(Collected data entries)
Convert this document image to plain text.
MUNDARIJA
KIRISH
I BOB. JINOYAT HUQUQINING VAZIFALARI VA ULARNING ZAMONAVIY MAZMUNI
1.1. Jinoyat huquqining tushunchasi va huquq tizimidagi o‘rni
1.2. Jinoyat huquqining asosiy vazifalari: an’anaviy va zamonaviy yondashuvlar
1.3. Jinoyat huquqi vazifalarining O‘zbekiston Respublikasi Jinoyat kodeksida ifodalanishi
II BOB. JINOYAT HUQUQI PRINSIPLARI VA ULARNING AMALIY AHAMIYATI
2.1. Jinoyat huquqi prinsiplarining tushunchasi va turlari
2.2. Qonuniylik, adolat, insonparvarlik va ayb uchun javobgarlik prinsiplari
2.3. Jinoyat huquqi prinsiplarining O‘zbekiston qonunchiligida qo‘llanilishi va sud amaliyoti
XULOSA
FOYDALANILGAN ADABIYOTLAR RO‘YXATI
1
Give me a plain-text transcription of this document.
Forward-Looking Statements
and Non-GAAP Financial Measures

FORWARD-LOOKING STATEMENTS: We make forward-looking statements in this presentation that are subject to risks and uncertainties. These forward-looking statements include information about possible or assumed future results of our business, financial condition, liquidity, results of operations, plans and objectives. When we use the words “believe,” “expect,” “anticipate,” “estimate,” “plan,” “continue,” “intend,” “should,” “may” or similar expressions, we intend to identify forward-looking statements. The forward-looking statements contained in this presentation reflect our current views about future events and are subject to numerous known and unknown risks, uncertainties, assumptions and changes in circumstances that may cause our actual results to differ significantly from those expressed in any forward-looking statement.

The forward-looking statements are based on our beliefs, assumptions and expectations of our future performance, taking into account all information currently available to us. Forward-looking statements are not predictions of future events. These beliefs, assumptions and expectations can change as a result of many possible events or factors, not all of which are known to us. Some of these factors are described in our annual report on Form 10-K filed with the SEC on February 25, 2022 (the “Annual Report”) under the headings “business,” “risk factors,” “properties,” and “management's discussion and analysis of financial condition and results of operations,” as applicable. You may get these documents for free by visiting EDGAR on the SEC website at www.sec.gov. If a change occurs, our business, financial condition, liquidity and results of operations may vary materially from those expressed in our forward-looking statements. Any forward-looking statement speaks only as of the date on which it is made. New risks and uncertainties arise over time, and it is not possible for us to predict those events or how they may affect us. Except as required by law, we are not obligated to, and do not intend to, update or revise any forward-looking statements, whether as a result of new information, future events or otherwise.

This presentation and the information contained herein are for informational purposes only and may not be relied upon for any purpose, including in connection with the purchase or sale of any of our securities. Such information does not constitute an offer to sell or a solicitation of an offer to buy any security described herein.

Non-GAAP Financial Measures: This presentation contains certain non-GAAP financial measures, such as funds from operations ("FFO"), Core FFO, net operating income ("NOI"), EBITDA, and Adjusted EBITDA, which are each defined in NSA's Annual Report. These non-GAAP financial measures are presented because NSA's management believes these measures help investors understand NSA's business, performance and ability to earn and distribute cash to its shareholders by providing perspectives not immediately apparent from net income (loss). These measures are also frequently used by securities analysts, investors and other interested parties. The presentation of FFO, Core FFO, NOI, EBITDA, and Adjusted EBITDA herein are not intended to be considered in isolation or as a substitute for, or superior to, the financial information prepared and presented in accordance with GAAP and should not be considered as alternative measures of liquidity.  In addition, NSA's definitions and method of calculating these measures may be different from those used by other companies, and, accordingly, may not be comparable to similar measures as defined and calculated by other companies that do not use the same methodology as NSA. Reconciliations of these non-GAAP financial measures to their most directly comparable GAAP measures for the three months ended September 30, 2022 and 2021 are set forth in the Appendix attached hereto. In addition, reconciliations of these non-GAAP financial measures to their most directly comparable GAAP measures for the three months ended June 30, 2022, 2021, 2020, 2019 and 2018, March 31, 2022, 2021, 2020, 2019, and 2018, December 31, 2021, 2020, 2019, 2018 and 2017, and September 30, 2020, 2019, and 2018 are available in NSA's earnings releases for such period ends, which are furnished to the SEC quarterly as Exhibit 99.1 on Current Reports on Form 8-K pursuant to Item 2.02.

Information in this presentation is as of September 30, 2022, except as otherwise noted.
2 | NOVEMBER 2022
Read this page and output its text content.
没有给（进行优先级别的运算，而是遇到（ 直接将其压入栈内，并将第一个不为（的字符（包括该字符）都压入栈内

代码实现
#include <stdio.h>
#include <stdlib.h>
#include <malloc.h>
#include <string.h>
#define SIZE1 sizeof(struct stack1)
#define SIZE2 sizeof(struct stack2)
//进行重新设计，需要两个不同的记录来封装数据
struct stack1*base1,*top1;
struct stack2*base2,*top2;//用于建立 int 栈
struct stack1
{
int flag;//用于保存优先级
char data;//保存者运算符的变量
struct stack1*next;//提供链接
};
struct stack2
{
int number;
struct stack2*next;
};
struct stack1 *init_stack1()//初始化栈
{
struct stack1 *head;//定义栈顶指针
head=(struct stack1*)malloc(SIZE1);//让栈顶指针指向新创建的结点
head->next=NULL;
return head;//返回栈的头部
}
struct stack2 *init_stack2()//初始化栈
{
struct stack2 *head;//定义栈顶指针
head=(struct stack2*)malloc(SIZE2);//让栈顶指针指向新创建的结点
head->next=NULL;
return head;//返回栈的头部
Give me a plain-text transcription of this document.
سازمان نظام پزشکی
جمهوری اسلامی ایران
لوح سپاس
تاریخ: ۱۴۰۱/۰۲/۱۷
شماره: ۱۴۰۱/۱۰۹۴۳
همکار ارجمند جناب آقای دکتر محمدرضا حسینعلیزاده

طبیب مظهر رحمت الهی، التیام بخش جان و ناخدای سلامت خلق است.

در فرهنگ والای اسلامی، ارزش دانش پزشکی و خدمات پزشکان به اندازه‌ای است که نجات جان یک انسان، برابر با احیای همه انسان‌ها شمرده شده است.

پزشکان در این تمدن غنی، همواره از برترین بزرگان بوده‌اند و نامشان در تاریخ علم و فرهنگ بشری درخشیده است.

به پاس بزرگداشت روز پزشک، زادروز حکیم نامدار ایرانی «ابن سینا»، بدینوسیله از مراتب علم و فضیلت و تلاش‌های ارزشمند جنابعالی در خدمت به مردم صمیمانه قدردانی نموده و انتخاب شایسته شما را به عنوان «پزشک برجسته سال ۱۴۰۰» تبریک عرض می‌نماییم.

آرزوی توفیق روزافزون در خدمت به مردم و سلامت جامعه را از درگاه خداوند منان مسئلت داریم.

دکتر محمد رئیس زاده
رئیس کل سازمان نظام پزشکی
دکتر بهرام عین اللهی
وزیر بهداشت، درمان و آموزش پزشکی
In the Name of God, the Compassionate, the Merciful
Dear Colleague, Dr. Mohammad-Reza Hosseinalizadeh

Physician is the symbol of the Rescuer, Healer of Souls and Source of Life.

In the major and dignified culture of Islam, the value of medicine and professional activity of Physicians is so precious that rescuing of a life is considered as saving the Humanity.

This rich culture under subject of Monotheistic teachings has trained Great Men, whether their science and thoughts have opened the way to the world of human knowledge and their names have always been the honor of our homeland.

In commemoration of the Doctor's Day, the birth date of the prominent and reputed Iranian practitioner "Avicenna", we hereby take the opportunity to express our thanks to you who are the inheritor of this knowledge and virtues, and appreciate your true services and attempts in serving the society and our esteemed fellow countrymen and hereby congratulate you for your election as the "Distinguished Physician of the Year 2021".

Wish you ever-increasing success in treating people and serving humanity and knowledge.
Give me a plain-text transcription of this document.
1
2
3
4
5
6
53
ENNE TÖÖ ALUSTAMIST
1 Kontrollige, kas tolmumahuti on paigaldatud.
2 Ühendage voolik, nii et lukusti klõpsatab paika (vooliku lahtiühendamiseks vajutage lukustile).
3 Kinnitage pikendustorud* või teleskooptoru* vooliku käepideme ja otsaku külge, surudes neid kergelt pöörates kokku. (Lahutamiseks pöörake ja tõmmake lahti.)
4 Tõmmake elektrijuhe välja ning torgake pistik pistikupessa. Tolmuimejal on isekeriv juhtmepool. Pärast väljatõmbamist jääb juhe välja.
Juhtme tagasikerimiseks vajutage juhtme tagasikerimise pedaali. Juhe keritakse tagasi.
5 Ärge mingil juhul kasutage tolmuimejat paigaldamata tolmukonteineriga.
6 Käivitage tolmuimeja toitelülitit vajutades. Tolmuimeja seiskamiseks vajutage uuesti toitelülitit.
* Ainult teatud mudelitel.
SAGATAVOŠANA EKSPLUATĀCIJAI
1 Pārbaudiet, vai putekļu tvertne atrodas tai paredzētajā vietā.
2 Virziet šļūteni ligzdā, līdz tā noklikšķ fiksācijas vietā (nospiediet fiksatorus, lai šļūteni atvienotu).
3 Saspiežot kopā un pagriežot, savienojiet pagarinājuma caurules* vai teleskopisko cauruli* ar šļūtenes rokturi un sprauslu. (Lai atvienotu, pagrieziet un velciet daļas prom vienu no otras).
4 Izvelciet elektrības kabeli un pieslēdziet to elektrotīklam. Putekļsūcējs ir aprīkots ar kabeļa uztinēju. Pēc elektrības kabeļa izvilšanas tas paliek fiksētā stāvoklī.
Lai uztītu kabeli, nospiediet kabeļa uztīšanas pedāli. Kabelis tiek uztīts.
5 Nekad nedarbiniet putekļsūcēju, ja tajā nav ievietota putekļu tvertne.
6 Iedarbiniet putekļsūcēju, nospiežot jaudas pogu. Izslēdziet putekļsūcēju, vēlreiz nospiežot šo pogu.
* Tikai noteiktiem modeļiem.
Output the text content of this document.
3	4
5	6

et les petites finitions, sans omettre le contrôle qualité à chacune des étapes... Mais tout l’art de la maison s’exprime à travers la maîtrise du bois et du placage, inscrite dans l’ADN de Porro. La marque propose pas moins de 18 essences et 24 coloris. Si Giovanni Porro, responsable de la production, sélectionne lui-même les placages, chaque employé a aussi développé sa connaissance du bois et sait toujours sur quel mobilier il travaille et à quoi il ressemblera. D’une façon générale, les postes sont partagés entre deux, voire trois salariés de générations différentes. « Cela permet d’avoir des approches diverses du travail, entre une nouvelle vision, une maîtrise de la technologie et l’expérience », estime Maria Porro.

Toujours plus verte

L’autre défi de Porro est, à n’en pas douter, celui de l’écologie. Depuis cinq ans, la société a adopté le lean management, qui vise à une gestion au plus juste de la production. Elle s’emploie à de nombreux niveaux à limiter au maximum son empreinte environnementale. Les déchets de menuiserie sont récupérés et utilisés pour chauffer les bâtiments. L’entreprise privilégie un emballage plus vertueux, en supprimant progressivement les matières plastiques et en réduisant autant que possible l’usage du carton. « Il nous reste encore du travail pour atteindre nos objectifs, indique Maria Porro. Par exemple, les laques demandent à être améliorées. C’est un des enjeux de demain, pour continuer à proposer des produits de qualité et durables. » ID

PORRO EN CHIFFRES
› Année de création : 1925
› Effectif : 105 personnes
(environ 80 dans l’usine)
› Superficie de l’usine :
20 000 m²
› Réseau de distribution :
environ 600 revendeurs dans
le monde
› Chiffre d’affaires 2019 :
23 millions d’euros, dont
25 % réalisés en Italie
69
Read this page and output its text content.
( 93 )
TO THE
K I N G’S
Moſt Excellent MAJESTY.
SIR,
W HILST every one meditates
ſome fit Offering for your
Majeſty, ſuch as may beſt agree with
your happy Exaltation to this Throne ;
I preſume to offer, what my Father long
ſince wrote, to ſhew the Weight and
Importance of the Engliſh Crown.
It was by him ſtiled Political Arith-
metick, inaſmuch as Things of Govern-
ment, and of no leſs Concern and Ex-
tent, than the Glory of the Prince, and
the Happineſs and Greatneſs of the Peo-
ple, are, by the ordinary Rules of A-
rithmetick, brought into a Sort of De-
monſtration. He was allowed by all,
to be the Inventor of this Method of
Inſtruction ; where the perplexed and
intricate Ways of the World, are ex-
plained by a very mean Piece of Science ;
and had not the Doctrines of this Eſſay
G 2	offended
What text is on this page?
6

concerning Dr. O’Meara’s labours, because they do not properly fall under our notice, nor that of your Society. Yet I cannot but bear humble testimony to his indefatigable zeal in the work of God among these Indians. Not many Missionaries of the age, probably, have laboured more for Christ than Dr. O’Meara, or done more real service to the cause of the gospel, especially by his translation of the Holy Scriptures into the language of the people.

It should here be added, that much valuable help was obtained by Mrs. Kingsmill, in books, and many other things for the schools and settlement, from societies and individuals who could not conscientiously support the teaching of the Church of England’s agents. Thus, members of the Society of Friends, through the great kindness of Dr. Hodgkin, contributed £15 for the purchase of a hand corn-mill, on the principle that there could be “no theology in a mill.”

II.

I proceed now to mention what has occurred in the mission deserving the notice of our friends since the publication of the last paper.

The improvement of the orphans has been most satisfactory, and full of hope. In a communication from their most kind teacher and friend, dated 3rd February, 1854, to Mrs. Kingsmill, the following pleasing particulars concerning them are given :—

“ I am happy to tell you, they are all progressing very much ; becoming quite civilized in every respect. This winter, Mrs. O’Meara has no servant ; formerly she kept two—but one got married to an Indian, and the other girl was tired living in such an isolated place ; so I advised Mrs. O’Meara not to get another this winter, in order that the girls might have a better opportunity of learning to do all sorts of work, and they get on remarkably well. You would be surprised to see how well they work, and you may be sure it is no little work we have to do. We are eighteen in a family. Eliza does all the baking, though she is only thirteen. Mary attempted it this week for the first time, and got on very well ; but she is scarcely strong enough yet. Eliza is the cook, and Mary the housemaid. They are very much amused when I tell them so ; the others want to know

TASK DESCRIPTION: Give again, word for word, every line from the one holding "What text is on this page?" to the end of the data.

FINAL RESULT:
What text is on this page?
6

concerning Dr. O’Meara’s labours, because they do not properly fall under our notice, nor that of your Society. Yet I cannot but bear humble testimony to his indefatigable zeal in the work of God among these Indians. Not many Missionaries of the age, probably, have laboured more for Christ than Dr. O’Meara, or done more real service to the cause of the gospel, especially by his translation of the Holy Scriptures into the language of the people.

It should here be added, that much valuable help was obtained by Mrs. Kingsmill, in books, and many other things for the schools and settlement, from societies and individuals who could not conscientiously support the teaching of the Church of England’s agents. Thus, members of the Society of Friends, through the great kindness of Dr. Hodgkin, contributed £15 for the purchase of a hand corn-mill, on the principle that there could be “no theology in a mill.”

II.

I proceed now to mention what has occurred in the mission deserving the notice of our friends since the publication of the last paper.

The improvement of the orphans has been most satisfactory, and full of hope. In a communication from their most kind teacher and friend, dated 3rd February, 1854, to Mrs. Kingsmill, the following pleasing particulars concerning them are given :—

“ I am happy to tell you, they are all progressing very much ; becoming quite civilized in every respect. This winter, Mrs. O’Meara has no servant ; formerly she kept two—but one got married to an Indian, and the other girl was tired living in such an isolated place ; so I advised Mrs. O’Meara not to get another this winter, in order that the girls might have a better opportunity of learning to do all sorts of work, and they get on remarkably well. You would be surprised to see how well they work, and you may be sure it is no little work we have to do. We are eighteen in a family. Eliza does all the baking, though she is only thirteen. Mary attempted it this week for the first time, and got on very well ; but she is scarcely strong enough yet. Eliza is the cook, and Mary the housemaid. They are very much amused when I tell them so ; the others want to know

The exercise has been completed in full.